AIM OF THE EXERCISE
Render the following material again verbatim, leaving nothing out.

DATA RECORDS
....

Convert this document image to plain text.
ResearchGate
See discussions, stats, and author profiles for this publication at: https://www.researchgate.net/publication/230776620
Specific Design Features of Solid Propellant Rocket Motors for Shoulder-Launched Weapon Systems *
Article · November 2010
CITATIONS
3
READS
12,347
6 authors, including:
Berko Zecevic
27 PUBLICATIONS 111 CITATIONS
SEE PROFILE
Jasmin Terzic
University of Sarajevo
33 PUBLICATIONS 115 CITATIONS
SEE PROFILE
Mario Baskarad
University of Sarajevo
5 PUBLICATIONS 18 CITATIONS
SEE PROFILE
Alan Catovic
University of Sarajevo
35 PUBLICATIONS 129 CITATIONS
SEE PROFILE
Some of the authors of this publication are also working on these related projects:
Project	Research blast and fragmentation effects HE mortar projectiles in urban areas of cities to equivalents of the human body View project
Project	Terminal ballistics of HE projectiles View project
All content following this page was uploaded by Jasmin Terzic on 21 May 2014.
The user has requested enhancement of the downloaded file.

....

EXPECTED ANSWER
Convert this document image to plain text.
ResearchGate
See discussions, stats, and author profiles for this publication at: https://www.researchgate.net/publication/230776620
Specific Design Features of Solid Propellant Rocket Motors for Shoulder-Launched Weapon Systems *
Article · November 2010
CITATIONS
3
READS
12,347
6 authors, including:
Berko Zecevic
27 PUBLICATIONS 111 CITATIONS
SEE PROFILE
Jasmin Terzic
University of Sarajevo
33 PUBLICATIONS 115 CITATIONS
SEE PROFILE
Mario Baskarad
University of Sarajevo
5 PUBLICATIONS 18 CITATIONS
SEE PROFILE
Alan Catovic
University of Sarajevo
35 PUBLICATIONS 129 CITATIONS
SEE PROFILE
Some of the authors of this publication are also working on these related projects:
Project	Research blast and fragmentation effects HE mortar projectiles in urban areas of cities to equivalents of the human body View project
Project	Terminal ballistics of HE projectiles View project
All content following this page was uploaded by Jasmin Terzic on 21 May 2014.
The user has requested enhancement of the downloaded file.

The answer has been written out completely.